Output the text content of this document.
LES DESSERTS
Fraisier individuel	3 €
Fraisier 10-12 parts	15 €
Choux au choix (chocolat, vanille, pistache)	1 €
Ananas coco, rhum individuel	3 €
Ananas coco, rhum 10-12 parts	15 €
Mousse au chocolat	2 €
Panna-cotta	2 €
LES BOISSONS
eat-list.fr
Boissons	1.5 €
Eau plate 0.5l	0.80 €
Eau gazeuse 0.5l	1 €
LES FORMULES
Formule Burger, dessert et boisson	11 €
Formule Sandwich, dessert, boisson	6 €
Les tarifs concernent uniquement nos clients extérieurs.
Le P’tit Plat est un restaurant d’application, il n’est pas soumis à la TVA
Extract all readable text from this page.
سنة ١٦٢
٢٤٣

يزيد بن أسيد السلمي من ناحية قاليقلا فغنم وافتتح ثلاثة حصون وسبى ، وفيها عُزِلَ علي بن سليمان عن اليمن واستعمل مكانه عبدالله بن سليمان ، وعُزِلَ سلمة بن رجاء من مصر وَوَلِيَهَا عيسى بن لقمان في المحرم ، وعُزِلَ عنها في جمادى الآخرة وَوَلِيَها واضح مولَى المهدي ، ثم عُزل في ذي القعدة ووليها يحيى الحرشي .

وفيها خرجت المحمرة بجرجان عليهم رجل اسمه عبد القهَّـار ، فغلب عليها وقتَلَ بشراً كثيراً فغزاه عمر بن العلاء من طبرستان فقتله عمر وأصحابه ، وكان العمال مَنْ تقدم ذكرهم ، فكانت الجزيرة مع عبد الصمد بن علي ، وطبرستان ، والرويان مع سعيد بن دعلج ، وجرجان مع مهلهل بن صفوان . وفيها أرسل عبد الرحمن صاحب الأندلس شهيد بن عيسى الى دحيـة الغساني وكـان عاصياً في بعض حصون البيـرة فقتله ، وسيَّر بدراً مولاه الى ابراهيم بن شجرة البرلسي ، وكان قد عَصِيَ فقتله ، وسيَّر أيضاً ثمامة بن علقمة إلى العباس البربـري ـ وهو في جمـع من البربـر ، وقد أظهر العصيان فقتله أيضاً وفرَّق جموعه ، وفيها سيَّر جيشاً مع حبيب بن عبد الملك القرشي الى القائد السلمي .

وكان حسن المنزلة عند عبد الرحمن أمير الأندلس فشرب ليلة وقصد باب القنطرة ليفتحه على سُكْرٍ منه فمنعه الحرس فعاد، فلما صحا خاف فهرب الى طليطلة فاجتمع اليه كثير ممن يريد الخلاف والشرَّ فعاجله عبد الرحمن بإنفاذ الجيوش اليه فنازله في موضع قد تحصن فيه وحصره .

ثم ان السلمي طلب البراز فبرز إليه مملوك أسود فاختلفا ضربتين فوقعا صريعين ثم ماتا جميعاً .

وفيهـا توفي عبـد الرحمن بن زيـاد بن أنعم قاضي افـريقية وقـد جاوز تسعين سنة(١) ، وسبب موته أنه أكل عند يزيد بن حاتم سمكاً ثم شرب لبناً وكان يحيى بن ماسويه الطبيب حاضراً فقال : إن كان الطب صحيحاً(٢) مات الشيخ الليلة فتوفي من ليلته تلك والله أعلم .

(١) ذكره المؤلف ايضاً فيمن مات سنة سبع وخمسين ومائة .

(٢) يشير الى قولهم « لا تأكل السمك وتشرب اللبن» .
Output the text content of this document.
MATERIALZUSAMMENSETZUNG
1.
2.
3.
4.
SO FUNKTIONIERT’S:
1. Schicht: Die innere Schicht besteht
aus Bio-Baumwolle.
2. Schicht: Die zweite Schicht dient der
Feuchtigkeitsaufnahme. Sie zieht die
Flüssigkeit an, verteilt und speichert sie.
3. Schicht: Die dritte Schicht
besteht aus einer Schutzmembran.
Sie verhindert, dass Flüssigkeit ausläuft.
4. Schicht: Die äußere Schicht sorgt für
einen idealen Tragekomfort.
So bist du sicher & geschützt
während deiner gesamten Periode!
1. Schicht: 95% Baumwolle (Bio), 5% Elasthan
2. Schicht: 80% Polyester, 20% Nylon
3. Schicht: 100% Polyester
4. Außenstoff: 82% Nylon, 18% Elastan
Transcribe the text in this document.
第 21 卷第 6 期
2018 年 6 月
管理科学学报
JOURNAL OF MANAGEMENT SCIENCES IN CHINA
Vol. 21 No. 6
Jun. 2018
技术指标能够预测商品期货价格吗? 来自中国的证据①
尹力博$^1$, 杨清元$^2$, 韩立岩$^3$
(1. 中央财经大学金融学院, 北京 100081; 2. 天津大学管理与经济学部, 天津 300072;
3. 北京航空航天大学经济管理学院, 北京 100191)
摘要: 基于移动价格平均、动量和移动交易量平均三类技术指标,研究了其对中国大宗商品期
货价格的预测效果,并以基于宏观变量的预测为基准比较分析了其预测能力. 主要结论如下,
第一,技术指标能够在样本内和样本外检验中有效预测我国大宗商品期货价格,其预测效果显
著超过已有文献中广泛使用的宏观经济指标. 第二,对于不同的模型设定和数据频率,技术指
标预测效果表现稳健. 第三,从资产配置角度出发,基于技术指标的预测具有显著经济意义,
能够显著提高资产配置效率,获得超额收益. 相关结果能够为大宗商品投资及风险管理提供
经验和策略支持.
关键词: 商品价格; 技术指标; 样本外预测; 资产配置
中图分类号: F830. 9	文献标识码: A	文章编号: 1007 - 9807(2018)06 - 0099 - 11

· · · · · · ·

### Goal:
Copy each line of the data above without altering a single character.

### Complete response:
Output the text content of this document.
LES DESSERTS
Fraisier individuel	3 €
Fraisier 10-12 parts	15 €
Choux au choix (chocolat, vanille, pistache)	1 €
Ananas coco, rhum individuel	3 €
Ananas coco, rhum 10-12 parts	15 €
Mousse au chocolat	2 €
Panna-cotta	2 €
LES BOISSONS
eat-list.fr
Boissons	1.5 €
Eau plate 0.5l	0.80 €
Eau gazeuse 0.5l	1 €
LES FORMULES
Formule Burger, dessert et boisson	11 €
Formule Sandwich, dessert, boisson	6 €
Les tarifs concernent uniquement nos clients extérieurs.
Le P’tit Plat est un restaurant d’application, il n’est pas soumis à la TVA
Extract all readable text from this page.
سنة ١٦٢
٢٤٣

يزيد بن أسيد السلمي من ناحية قاليقلا فغنم وافتتح ثلاثة حصون وسبى ، وفيها عُزِلَ علي بن سليمان عن اليمن واستعمل مكانه عبدالله بن سليمان ، وعُزِلَ سلمة بن رجاء من مصر وَوَلِيَهَا عيسى بن لقمان في المحرم ، وعُزِلَ عنها في جمادى الآخرة وَوَلِيَها واضح مولَى المهدي ، ثم عُزل في ذي القعدة ووليها يحيى الحرشي .

وفيها خرجت المحمرة بجرجان عليهم رجل اسمه عبد القهَّـار ، فغلب عليها وقتَلَ بشراً كثيراً فغزاه عمر بن العلاء من طبرستان فقتله عمر وأصحابه ، وكان العمال مَنْ تقدم ذكرهم ، فكانت الجزيرة مع عبد الصمد بن علي ، وطبرستان ، والرويان مع سعيد بن دعلج ، وجرجان مع مهلهل بن صفوان . وفيها أرسل عبد الرحمن صاحب الأندلس شهيد بن عيسى الى دحيـة الغساني وكـان عاصياً في بعض حصون البيـرة فقتله ، وسيَّر بدراً مولاه الى ابراهيم بن شجرة البرلسي ، وكان قد عَصِيَ فقتله ، وسيَّر أيضاً ثمامة بن علقمة إلى العباس البربـري ـ وهو في جمـع من البربـر ، وقد أظهر العصيان فقتله أيضاً وفرَّق جموعه ، وفيها سيَّر جيشاً مع حبيب بن عبد الملك القرشي الى القائد السلمي .

وكان حسن المنزلة عند عبد الرحمن أمير الأندلس فشرب ليلة وقصد باب القنطرة ليفتحه على سُكْرٍ منه فمنعه الحرس فعاد، فلما صحا خاف فهرب الى طليطلة فاجتمع اليه كثير ممن يريد الخلاف والشرَّ فعاجله عبد الرحمن بإنفاذ الجيوش اليه فنازله في موضع قد تحصن فيه وحصره .

ثم ان السلمي طلب البراز فبرز إليه مملوك أسود فاختلفا ضربتين فوقعا صريعين ثم ماتا جميعاً .

وفيهـا توفي عبـد الرحمن بن زيـاد بن أنعم قاضي افـريقية وقـد جاوز تسعين سنة(١) ، وسبب موته أنه أكل عند يزيد بن حاتم سمكاً ثم شرب لبناً وكان يحيى بن ماسويه الطبيب حاضراً فقال : إن كان الطب صحيحاً(٢) مات الشيخ الليلة فتوفي من ليلته تلك والله أعلم .

(١) ذكره المؤلف ايضاً فيمن مات سنة سبع وخمسين ومائة .

(٢) يشير الى قولهم « لا تأكل السمك وتشرب اللبن» .
Output the text content of this document.
MATERIALZUSAMMENSETZUNG
1.
2.
3.
4.
SO FUNKTIONIERT’S:
1. Schicht: Die innere Schicht besteht
aus Bio-Baumwolle.
2. Schicht: Die zweite Schicht dient der
Feuchtigkeitsaufnahme. Sie zieht die
Flüssigkeit an, verteilt und speichert sie.
3. Schicht: Die dritte Schicht
besteht aus einer Schutzmembran.
Sie verhindert, dass Flüssigkeit ausläuft.
4. Schicht: Die äußere Schicht sorgt für
einen idealen Tragekomfort.
So bist du sicher & geschützt
während deiner gesamten Periode!
1. Schicht: 95% Baumwolle (Bio), 5% Elasthan
2. Schicht: 80% Polyester, 20% Nylon
3. Schicht: 100% Polyester
4. Außenstoff: 82% Nylon, 18% Elastan
Transcribe the text in this document.
第 21 卷第 6 期
2018 年 6 月
管理科学学报
JOURNAL OF MANAGEMENT SCIENCES IN CHINA
Vol. 21 No. 6
Jun. 2018
技术指标能够预测商品期货价格吗? 来自中国的证据①
尹力博$^1$, 杨清元$^2$, 韩立岩$^3$
(1. 中央财经大学金融学院, 北京 100081; 2. 天津大学管理与经济学部, 天津 300072;
3. 北京航空航天大学经济管理学院, 北京 100191)
摘要: 基于移动价格平均、动量和移动交易量平均三类技术指标,研究了其对中国大宗商品期
货价格的预测效果,并以基于宏观变量的预测为基准比较分析了其预测能力. 主要结论如下,
第一,技术指标能够在样本内和样本外检验中有效预测我国大宗商品期货价格,其预测效果显
著超过已有文献中广泛使用的宏观经济指标. 第二,对于不同的模型设定和数据频率,技术指
标预测效果表现稳健. 第三,从资产配置角度出发,基于技术指标的预测具有显著经济意义,
能够显著提高资产配置效率,获得超额收益. 相关结果能够为大宗商品投资及风险管理提供
经验和策略支持.
关键词: 商品价格; 技术指标; 样本外预测; 资产配置
中图分类号: F830. 9	文献标识码: A	文章编号: 1007 - 9807(2018)06 - 0099 - 11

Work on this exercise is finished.